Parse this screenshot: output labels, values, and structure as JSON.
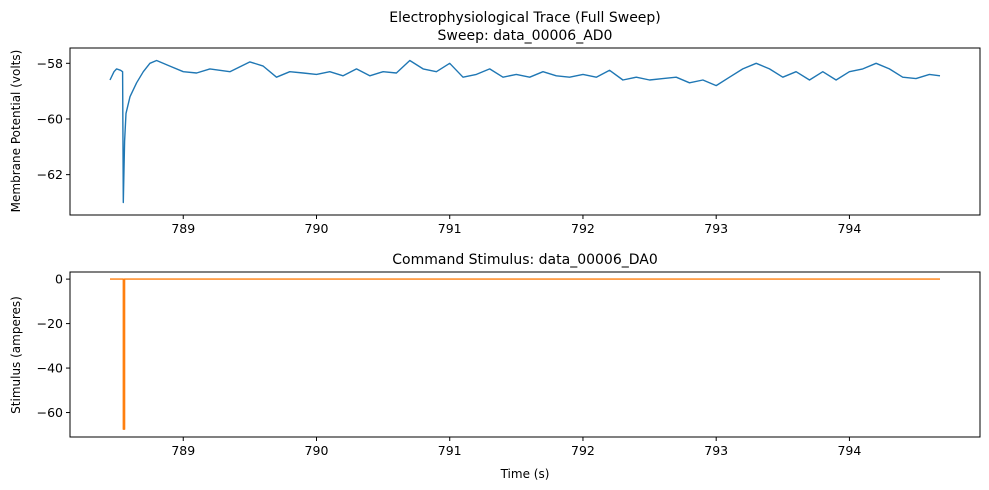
{
  "chart_data": [
    {
      "type": "line",
      "title": "Electrophysiological Trace (Full Sweep)",
      "subtitle": "Sweep: data_00006_AD0",
      "xlabel": "",
      "ylabel": "Membrane Potential (volts)",
      "xlim": [
        788.15,
        794.98
      ],
      "ylim": [
        -63.45,
        -57.45
      ],
      "xticks": [
        789,
        790,
        791,
        792,
        793,
        794
      ],
      "yticks": [
        -58,
        -60,
        -62
      ],
      "color": "#1f77b4",
      "series": [
        {
          "x": [
            788.45,
            788.48,
            788.5,
            788.53,
            788.545,
            788.55,
            788.555,
            788.56,
            788.57,
            788.6,
            788.65,
            788.7,
            788.75,
            788.8,
            788.9,
            789.0,
            789.1,
            789.2,
            789.35,
            789.5,
            789.6,
            789.7,
            789.8,
            789.9,
            790.0,
            790.1,
            790.2,
            790.3,
            790.4,
            790.5,
            790.6,
            790.7,
            790.8,
            790.9,
            791.0,
            791.1,
            791.2,
            791.3,
            791.4,
            791.5,
            791.6,
            791.7,
            791.8,
            791.9,
            792.0,
            792.1,
            792.2,
            792.3,
            792.4,
            792.5,
            792.6,
            792.7,
            792.8,
            792.9,
            793.0,
            793.1,
            793.2,
            793.3,
            793.4,
            793.5,
            793.6,
            793.7,
            793.8,
            793.9,
            794.0,
            794.1,
            794.2,
            794.3,
            794.4,
            794.5,
            794.6,
            794.68
          ],
          "y": [
            -58.6,
            -58.3,
            -58.2,
            -58.25,
            -58.3,
            -63.0,
            -61.8,
            -60.8,
            -59.8,
            -59.2,
            -58.7,
            -58.3,
            -58.0,
            -57.9,
            -58.1,
            -58.3,
            -58.35,
            -58.2,
            -58.3,
            -57.95,
            -58.1,
            -58.5,
            -58.3,
            -58.35,
            -58.4,
            -58.3,
            -58.45,
            -58.2,
            -58.45,
            -58.3,
            -58.35,
            -57.9,
            -58.2,
            -58.3,
            -58.0,
            -58.5,
            -58.4,
            -58.2,
            -58.5,
            -58.4,
            -58.5,
            -58.3,
            -58.45,
            -58.5,
            -58.4,
            -58.5,
            -58.25,
            -58.6,
            -58.5,
            -58.6,
            -58.55,
            -58.5,
            -58.7,
            -58.6,
            -58.8,
            -58.5,
            -58.2,
            -58.0,
            -58.2,
            -58.5,
            -58.3,
            -58.6,
            -58.3,
            -58.6,
            -58.3,
            -58.2,
            -58.0,
            -58.2,
            -58.5,
            -58.55,
            -58.4,
            -58.45
          ]
        }
      ]
    },
    {
      "type": "line",
      "title": "Command Stimulus: data_00006_DA0",
      "xlabel": "Time (s)",
      "ylabel": "Stimulus (amperes)",
      "xlim": [
        788.15,
        794.98
      ],
      "ylim": [
        -71.0,
        3.2
      ],
      "xticks": [
        789,
        790,
        791,
        792,
        793,
        794
      ],
      "yticks": [
        0,
        -20,
        -40,
        -60
      ],
      "color": "#ff7f0e",
      "series": [
        {
          "x": [
            788.45,
            788.55,
            788.55,
            788.56,
            788.56,
            794.68
          ],
          "y": [
            0,
            0,
            -67.5,
            -67.5,
            0,
            0
          ]
        }
      ]
    }
  ]
}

---+---

Aim of the task:
Write out every line above exactly as it is, leaving out the pictures.

Full answer:
Parse this screenshot: output labels, values, and structure as JSON.
{
  "chart_data": [
    {
      "type": "line",
      "title": "Electrophysiological Trace (Full Sweep)",
      "subtitle": "Sweep: data_00006_AD0",
      "xlabel": "",
      "ylabel": "Membrane Potential (volts)",
      "xlim": [
        788.15,
        794.98
      ],
      "ylim": [
        -63.45,
        -57.45
      ],
      "xticks": [
        789,
        790,
        791,
        792,
        793,
        794
      ],
      "yticks": [
        -58,
        -60,
        -62
      ],
      "color": "#1f77b4",
      "series": [
        {
          "x": [
            788.45,
            788.48,
            788.5,
            788.53,
            788.545,
            788.55,
            788.555,
            788.56,
            788.57,
            788.6,
            788.65,
            788.7,
            788.75,
            788.8,
            788.9,
            789.0,
            789.1,
            789.2,
            789.35,
            789.5,
            789.6,
            789.7,
            789.8,
            789.9,
            790.0,
            790.1,
            790.2,
            790.3,
            790.4,
            790.5,
            790.6,
            790.7,
            790.8,
            790.9,
            791.0,
            791.1,
            791.2,
            791.3,
            791.4,
            791.5,
            791.6,
            791.7,
            791.8,
            791.9,
            792.0,
            792.1,
            792.2,
            792.3,
            792.4,
            792.5,
            792.6,
            792.7,
            792.8,
            792.9,
            793.0,
            793.1,
            793.2,
            793.3,
            793.4,
            793.5,
            793.6,
            793.7,
            793.8,
            793.9,
            794.0,
            794.1,
            794.2,
            794.3,
            794.4,
            794.5,
            794.6,
            794.68
          ],
          "y": [
            -58.6,
            -58.3,
            -58.2,
            -58.25,
            -58.3,
            -63.0,
            -61.8,
            -60.8,
            -59.8,
            -59.2,
            -58.7,
            -58.3,
            -58.0,
            -57.9,
            -58.1,
            -58.3,
            -58.35,
            -58.2,
            -58.3,
            -57.95,
            -58.1,
            -58.5,
            -58.3,
            -58.35,
            -58.4,
            -58.3,
            -58.45,
            -58.2,
            -58.45,
            -58.3,
            -58.35,
            -57.9,
            -58.2,
            -58.3,
            -58.0,
            -58.5,
            -58.4,
            -58.2,
            -58.5,
            -58.4,
            -58.5,
            -58.3,
            -58.45,
            -58.5,
            -58.4,
            -58.5,
            -58.25,
            -58.6,
            -58.5,
            -58.6,
            -58.55,
            -58.5,
            -58.7,
            -58.6,
            -58.8,
            -58.5,
            -58.2,
            -58.0,
            -58.2,
            -58.5,
            -58.3,
            -58.6,
            -58.3,
            -58.6,
            -58.3,
            -58.2,
            -58.0,
            -58.2,
            -58.5,
            -58.55,
            -58.4,
            -58.45
          ]
        }
      ]
    },
    {
      "type": "line",
      "title": "Command Stimulus: data_00006_DA0",
      "xlabel": "Time (s)",
      "ylabel": "Stimulus (amperes)",
      "xlim": [
        788.15,
        794.98
      ],
      "ylim": [
        -71.0,
        3.2
      ],
      "xticks": [
        789,
        790,
        791,
        792,
        793,
        794
      ],
      "yticks": [
        0,
        -20,
        -40,
        -60
      ],
      "color": "#ff7f0e",
      "series": [
        {
          "x": [
            788.45,
            788.55,
            788.55,
            788.56,
            788.56,
            794.68
          ],
          "y": [
            0,
            0,
            -67.5,
            -67.5,
            0,
            0
          ]
        }
      ]
    }
  ]
}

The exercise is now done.